TASK OBJECTIVE
Gather all lines in the entries that include the word "thác".

___

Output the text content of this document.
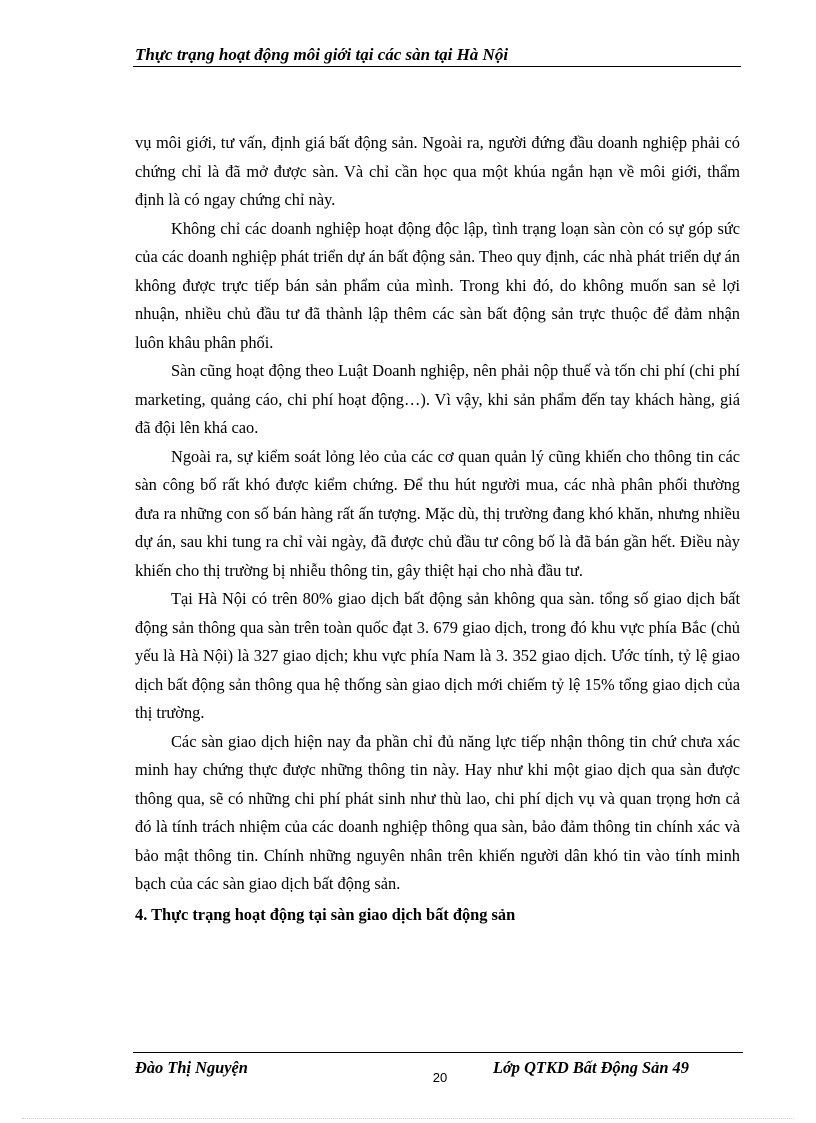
Thực trạng hoạt động môi giới tại các sàn tại Hà Nội

vụ môi giới, tư vấn, định giá bất động sản. Ngoài ra, người đứng đầu doanh nghiệp phải có chứng chỉ là đã mở được sàn. Và chỉ cần học qua một khúa ngắn hạn về môi giới, thẩm định là có ngay chứng chỉ này.

Không chỉ các doanh nghiệp hoạt động độc lập, tình trạng loạn sàn còn có sự góp sức của các doanh nghiệp phát triển dự án bất động sản. Theo quy định, các nhà phát triển dự án không được trực tiếp bán sản phẩm của mình. Trong khi đó, do không muốn san sẻ lợi nhuận, nhiều chủ đầu tư đã thành lập thêm các sàn bất động sản trực thuộc để đảm nhận luôn khâu phân phối.

Sàn cũng hoạt động theo Luật Doanh nghiệp, nên phải nộp thuế và tốn chi phí (chi phí marketing, quảng cáo, chi phí hoạt động…). Vì vậy, khi sản phẩm đến tay khách hàng, giá đã đội lên khá cao.

Ngoài ra, sự kiểm soát lỏng lẻo của các cơ quan quản lý cũng khiến cho thông tin các sàn công bố rất khó được kiểm chứng. Để thu hút người mua, các nhà phân phối thường đưa ra những con số bán hàng rất ấn tượng. Mặc dù, thị trường đang khó khăn, nhưng nhiều dự án, sau khi tung ra chỉ vài ngày, đã được chủ đầu tư công bố là đã bán gần hết. Điều này khiến cho thị trường bị nhiễu thông tin, gây thiệt hại cho nhà đầu tư.

Tại Hà Nội có trên 80% giao dịch bất động sản không qua sàn. tổng số giao dịch bất động sản thông qua sàn trên toàn quốc đạt 3. 679 giao dịch, trong đó khu vực phía Bắc (chủ yếu là Hà Nội) là 327 giao dịch; khu vực phía Nam là 3. 352 giao dịch. Ước tính, tỷ lệ giao dịch bất động sản thông qua hệ thống sàn giao dịch mới chiếm tỷ lệ 15% tổng giao dịch của thị trường.

Các sàn giao dịch hiện nay đa phần chỉ đủ năng lực tiếp nhận thông tin chứ chưa xác minh hay chứng thực được những thông tin này. Hay như khi một giao dịch qua sàn được thông qua, sẽ có những chi phí phát sinh như thù lao, chi phí dịch vụ và quan trọng hơn cả đó là tính trách nhiệm của các doanh nghiệp thông qua sàn, bảo đảm thông tin chính xác và bảo mật thông tin. Chính những nguyên nhân trên khiến người dân khó tin vào tính minh bạch của các sàn giao dịch bất động sản.

4. Thực trạng hoạt động tại sàn giao dịch bất động sản
Đào Thị Nguyện
20
Lớp QTKD Bất Động Sản 49
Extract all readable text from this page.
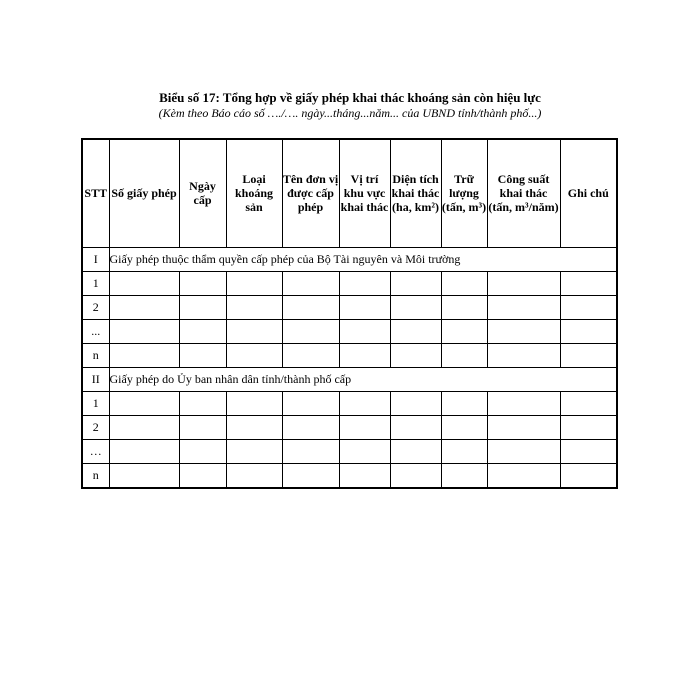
Biểu số 17: Tổng hợp về giấy phép khai thác khoáng sản còn hiệu lực
(Kèm theo Báo cáo số …./…. ngày...tháng...năm... của UBND tỉnh/thành phố...)
STT	Số giấy phép	Ngày cấp	Loại khoáng sản	Tên đơn vị được cấp phép	Vị trí khu vực khai thác	Diện tích khai thác (ha, km²)	Trữ lượng (tấn, m³)	Công suất khai thác (tấn, m³/năm)	Ghi chú
I	Giấy phép thuộc thẩm quyền cấp phép của Bộ Tài nguyên và Môi trường								
1									
2									
...									
n									
II	Giấy phép do Ủy ban nhân dân tỉnh/thành phố cấp								
1									
2									
…									
n									
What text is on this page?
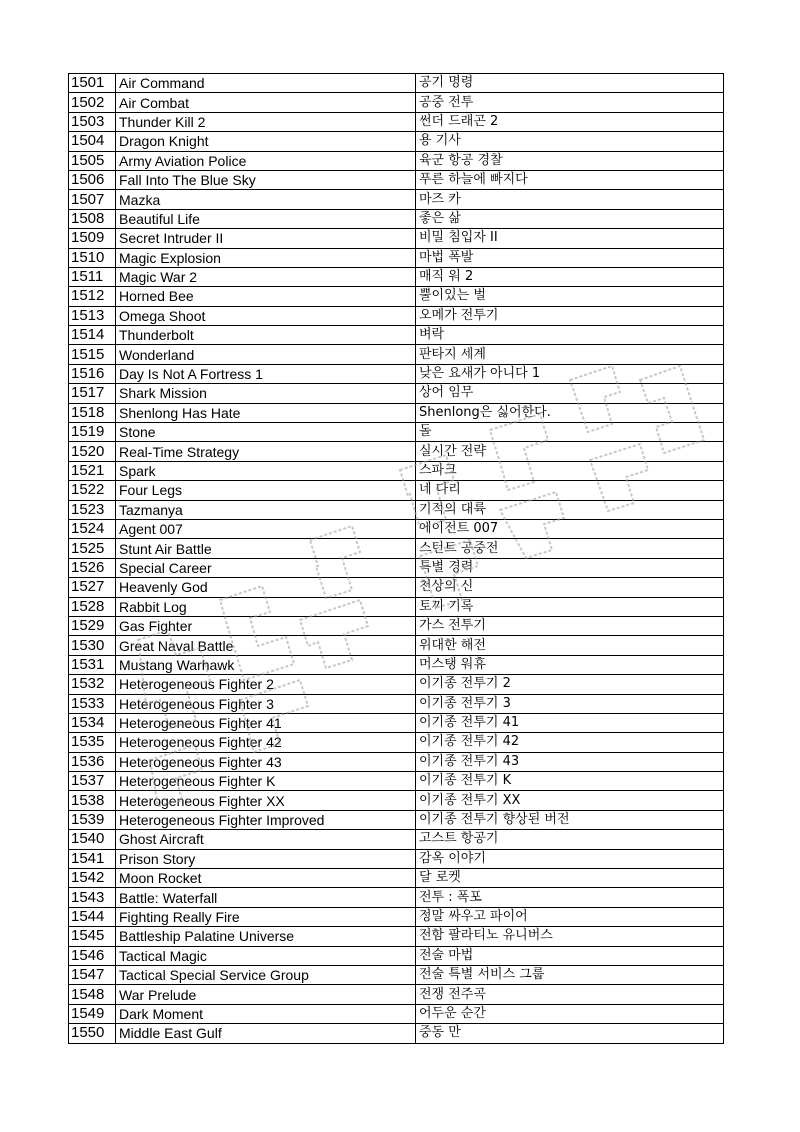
1501	Air Command	공기 명령
1502	Air Combat	공중 전투
1503	Thunder Kill 2	썬더 드래곤 2
1504	Dragon Knight	용 기사
1505	Army Aviation Police	육군 항공 경찰
1506	Fall Into The Blue Sky	푸른 하늘에 빠지다
1507	Mazka	마즈 카
1508	Beautiful Life	좋은 삶
1509	Secret Intruder II	비밀 침입자 II
1510	Magic Explosion	마법 폭발
1511	Magic War 2	매직 워 2
1512	Horned Bee	뿔이있는 벌
1513	Omega Shoot	오메가 전투기
1514	Thunderbolt	벼락
1515	Wonderland	판타지 세계
1516	Day Is Not A Fortress 1	낮은 요새가 아니다 1
1517	Shark Mission	상어 임무
1518	Shenlong Has Hate	Shenlong은 싫어한다.
1519	Stone	돌
1520	Real-Time Strategy	실시간 전략
1521	Spark	스파크
1522	Four Legs	네 다리
1523	Tazmanya	기적의 대륙
1524	Agent 007	에이전트 007
1525	Stunt Air Battle	스턴트 공중전
1526	Special Career	특별 경력
1527	Heavenly God	천상의 신
1528	Rabbit Log	토끼 기록
1529	Gas Fighter	가스 전투기
1530	Great Naval Battle	위대한 해전
1531	Mustang Warhawk	머스탱 워휴
1532	Heterogeneous Fighter 2	이기종 전투기 2
1533	Heterogeneous Fighter 3	이기종 전투기 3
1534	Heterogeneous Fighter 41	이기종 전투기 41
1535	Heterogeneous Fighter 42	이기종 전투기 42
1536	Heterogeneous Fighter 43	이기종 전투기 43
1537	Heterogeneous Fighter K	이기종 전투기 K
1538	Heterogeneous Fighter XX	이기종 전투기 XX
1539	Heterogeneous Fighter Improved	이기종 전투기 향상된 버전
1540	Ghost Aircraft	고스트 항공기
1541	Prison Story	감옥 이야기
1542	Moon Rocket	달 로켓
1543	Battle: Waterfall	전투 : 폭포
1544	Fighting Really Fire	정말 싸우고 파이어
1545	Battleship Palatine Universe	전함 팔라티노 유니버스
1546	Tactical Magic	전술 마법
1547	Tactical Special Service Group	전술 특별 서비스 그룹
1548	War Prelude	전쟁 전주곡
1549	Dark Moment	어두운 순간
1550	Middle East Gulf	중동 만
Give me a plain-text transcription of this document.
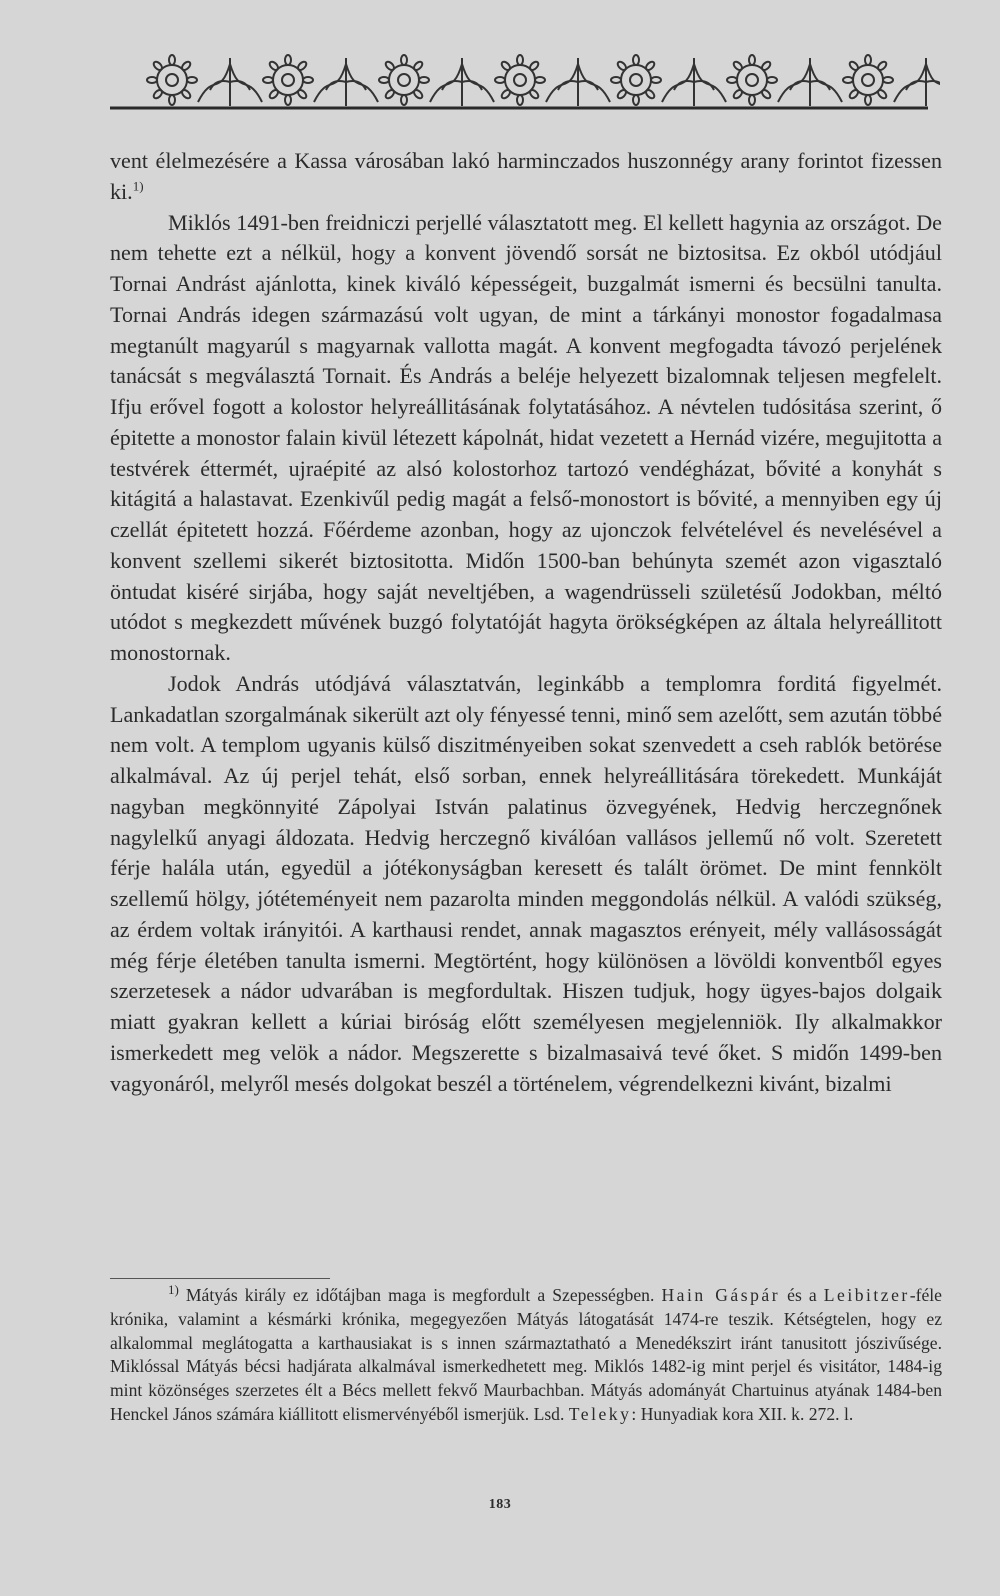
vent élelmezésére a Kassa városában lakó harminczados huszonnégy arany forintot fizessen ki.$^{1)}$

Miklós 1491-ben freidniczi perjellé választatott meg. El kellett hagynia az országot. De nem tehette ezt a nélkül, hogy a konvent jövendő sorsát ne biztositsa. Ez okból utódjául Tornai Andrást ajánlotta, kinek kiváló képességeit, buzgalmát ismerni és becsülni tanulta. Tornai András idegen származású volt ugyan, de mint a tárkányi monostor fogadalmasa megtanúlt magyarúl s magyarnak vallotta magát. A konvent megfogadta távozó perjelének tanácsát s megválasztá Tornait. És András a beléje helyezett bizalomnak teljesen megfelelt. Ifju erővel fogott a kolostor helyreállitásának folytatásához. A névtelen tudósitása szerint, ő épitette a monostor falain kivül létezett kápolnát, hidat vezetett a Hernád vizére, megujitotta a testvérek éttermét, ujraépité az alsó kolostorhoz tartozó vendégházat, bővité a konyhát s kitágitá a halastavat. Ezenkivűl pedig magát a felső-monostort is bővité, a mennyiben egy új czellát épitetett hozzá. Főérdeme azonban, hogy az ujonczok felvételével és nevelésével a konvent szellemi sikerét biztositotta. Midőn 1500-ban behúnyta szemét azon vigasztaló öntudat kiséré sirjába, hogy saját neveltjében, a wagendrüsseli születésű Jodokban, méltó utódot s megkezdett művének buzgó folytatóját hagyta örökségképen az általa helyreállitott monostornak.

Jodok András utódjává választatván, leginkább a templomra forditá figyelmét. Lankadatlan szorgalmának sikerült azt oly fényessé tenni, minő sem azelőtt, sem azután többé nem volt. A templom ugyanis külső diszitményeiben sokat szenvedett a cseh rablók betörése alkalmával. Az új perjel tehát, első sorban, ennek helyreállitására törekedett. Munkáját nagyban megkönnyité Zápolyai István palatinus özvegyének, Hedvig herczegnőnek nagylelkű anyagi áldozata. Hedvig herczegnő kiválóan vallásos jellemű nő volt. Szeretett férje halála után, egyedül a jótékonyságban keresett és talált örömet. De mint fennkölt szellemű hölgy, jótéteményeit nem pazarolta minden meggondolás nélkül. A valódi szükség, az érdem voltak irányitói. A karthausi rendet, annak magasztos erényeit, mély vallásosságát még férje életében tanulta ismerni. Megtörtént, hogy különösen a lövöldi konventből egyes szerzetesek a nádor udvarában is megfordultak. Hiszen tudjuk, hogy ügyes-bajos dolgaik miatt gyakran kellett a kúriai biróság előtt személyesen megjelenniök. Ily alkalmakkor ismerkedett meg velök a nádor. Megszerette s bizalmasaivá tevé őket. S midőn 1499-ben vagyonáról, melyről mesés dolgokat beszél a történelem, végrendelkezni kivánt, bizalmi

$^{1)}$ Mátyás király ez időtájban maga is megfordult a Szepességben. Hain Gáspár és a Leibitzer-féle krónika, valamint a késmárki krónika, megegyezően Mátyás látogatását 1474-re teszik. Kétségtelen, hogy ez alkalommal meglátogatta a karthausiakat is s innen származtatható a Menedékszirt iránt tanusitott jószivűsége. Miklóssal Mátyás bécsi hadjárata alkalmával ismerkedhetett meg. Miklós 1482-ig mint perjel és visitátor, 1484-ig mint közönséges szerzetes élt a Bécs mellett fekvő Maurbachban. Mátyás adományát Chartuinus atyának 1484-ben Henckel János számára kiállitott elismervényéből ismerjük. Lsd. Teleky: Hunyadiak kora XII. k. 272. l.

183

___

SOLUTION BELOW
Biểu số 17: Tổng hợp về giấy phép khai thác khoáng sản còn hiệu lực
STT	Số giấy phép	Ngày cấp	Loại khoáng sản	Tên đơn vị được cấp phép	Vị trí khu vực khai thác	Diện tích khai thác (ha, km²)	Trữ lượng (tấn, m³)	Công suất khai thác (tấn, m³/năm)	Ghi chú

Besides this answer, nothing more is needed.